THE TASK = List every line below containing "Ambient".

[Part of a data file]
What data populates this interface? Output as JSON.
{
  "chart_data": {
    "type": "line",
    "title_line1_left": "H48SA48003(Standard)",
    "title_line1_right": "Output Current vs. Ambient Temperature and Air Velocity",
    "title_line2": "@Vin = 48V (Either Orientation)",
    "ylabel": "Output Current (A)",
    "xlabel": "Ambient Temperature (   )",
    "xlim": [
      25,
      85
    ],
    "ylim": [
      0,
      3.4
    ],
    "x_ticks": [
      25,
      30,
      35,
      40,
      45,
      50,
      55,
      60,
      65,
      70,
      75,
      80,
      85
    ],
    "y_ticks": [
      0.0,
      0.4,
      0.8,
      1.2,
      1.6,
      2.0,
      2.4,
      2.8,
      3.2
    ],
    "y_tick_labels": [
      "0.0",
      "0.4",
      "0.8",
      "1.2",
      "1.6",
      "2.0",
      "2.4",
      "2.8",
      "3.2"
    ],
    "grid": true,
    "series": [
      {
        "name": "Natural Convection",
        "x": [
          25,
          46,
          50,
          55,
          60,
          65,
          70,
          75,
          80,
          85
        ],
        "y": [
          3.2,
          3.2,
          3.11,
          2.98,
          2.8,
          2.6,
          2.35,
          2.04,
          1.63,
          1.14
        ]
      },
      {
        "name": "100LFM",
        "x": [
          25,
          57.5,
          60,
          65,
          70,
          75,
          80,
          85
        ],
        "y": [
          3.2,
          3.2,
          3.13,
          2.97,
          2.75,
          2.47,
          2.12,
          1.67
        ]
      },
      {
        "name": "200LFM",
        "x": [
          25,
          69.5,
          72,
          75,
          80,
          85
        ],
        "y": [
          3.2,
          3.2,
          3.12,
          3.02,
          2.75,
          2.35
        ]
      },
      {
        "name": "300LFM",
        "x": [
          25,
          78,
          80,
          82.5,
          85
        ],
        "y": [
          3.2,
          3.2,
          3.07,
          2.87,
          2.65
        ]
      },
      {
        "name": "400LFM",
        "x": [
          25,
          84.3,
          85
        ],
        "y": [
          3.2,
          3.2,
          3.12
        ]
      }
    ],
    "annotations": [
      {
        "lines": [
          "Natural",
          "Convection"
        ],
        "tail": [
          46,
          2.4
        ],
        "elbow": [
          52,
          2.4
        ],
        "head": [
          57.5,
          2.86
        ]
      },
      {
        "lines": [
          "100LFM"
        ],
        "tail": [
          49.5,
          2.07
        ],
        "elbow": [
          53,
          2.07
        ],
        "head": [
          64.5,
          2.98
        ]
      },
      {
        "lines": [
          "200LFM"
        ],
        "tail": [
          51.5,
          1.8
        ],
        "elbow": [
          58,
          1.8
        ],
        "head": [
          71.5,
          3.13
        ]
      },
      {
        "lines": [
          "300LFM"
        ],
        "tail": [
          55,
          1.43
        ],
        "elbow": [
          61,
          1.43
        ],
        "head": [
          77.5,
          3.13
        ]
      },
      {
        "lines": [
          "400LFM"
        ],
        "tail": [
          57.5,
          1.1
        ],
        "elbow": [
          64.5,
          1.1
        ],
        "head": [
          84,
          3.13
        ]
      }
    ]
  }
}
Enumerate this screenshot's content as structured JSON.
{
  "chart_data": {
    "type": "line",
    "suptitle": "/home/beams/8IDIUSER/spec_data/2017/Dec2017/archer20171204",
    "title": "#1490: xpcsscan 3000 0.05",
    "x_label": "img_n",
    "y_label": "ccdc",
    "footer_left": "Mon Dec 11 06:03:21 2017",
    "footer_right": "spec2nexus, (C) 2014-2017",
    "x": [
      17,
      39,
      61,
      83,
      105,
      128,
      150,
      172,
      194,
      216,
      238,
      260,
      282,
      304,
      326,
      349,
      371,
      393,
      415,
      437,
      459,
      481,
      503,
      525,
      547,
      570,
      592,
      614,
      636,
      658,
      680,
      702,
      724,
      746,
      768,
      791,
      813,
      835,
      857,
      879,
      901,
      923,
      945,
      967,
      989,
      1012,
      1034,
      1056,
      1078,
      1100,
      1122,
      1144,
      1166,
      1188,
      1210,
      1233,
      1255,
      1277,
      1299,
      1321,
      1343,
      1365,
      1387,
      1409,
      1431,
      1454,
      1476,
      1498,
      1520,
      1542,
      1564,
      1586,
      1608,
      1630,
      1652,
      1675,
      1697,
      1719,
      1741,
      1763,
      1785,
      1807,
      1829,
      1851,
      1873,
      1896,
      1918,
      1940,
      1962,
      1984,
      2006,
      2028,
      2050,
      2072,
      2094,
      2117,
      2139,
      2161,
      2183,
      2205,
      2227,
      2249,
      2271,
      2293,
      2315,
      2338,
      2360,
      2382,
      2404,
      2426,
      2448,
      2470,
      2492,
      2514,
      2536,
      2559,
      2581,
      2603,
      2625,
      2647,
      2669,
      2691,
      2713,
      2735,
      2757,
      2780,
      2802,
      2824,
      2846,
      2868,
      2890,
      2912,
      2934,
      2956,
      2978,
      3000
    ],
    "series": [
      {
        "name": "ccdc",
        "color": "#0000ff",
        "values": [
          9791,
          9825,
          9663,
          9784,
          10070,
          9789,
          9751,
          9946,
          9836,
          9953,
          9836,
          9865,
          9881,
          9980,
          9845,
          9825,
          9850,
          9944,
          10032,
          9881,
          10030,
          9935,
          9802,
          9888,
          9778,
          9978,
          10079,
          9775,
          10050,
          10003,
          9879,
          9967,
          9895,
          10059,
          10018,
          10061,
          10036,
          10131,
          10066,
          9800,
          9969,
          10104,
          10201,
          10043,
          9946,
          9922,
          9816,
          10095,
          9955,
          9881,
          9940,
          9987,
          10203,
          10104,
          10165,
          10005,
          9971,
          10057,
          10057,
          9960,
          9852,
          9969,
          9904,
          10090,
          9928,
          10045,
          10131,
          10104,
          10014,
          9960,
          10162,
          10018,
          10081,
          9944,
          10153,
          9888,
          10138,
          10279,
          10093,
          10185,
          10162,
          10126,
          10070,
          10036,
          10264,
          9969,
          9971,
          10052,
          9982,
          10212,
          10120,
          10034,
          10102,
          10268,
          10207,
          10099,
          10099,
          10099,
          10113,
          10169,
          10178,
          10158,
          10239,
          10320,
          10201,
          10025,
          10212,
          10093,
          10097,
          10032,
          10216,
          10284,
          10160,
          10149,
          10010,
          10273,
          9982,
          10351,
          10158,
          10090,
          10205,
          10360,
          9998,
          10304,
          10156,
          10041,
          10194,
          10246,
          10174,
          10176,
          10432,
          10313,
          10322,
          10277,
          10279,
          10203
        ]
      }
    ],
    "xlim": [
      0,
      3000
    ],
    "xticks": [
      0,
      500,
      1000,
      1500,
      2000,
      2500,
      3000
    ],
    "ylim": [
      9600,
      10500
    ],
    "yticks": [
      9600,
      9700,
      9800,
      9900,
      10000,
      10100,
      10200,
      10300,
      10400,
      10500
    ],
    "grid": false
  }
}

SOLUTION =
    "title_line1_right": "Output Current vs. Ambient Temperature and Air Velocity",
    "xlabel": "Ambient Temperature (   )",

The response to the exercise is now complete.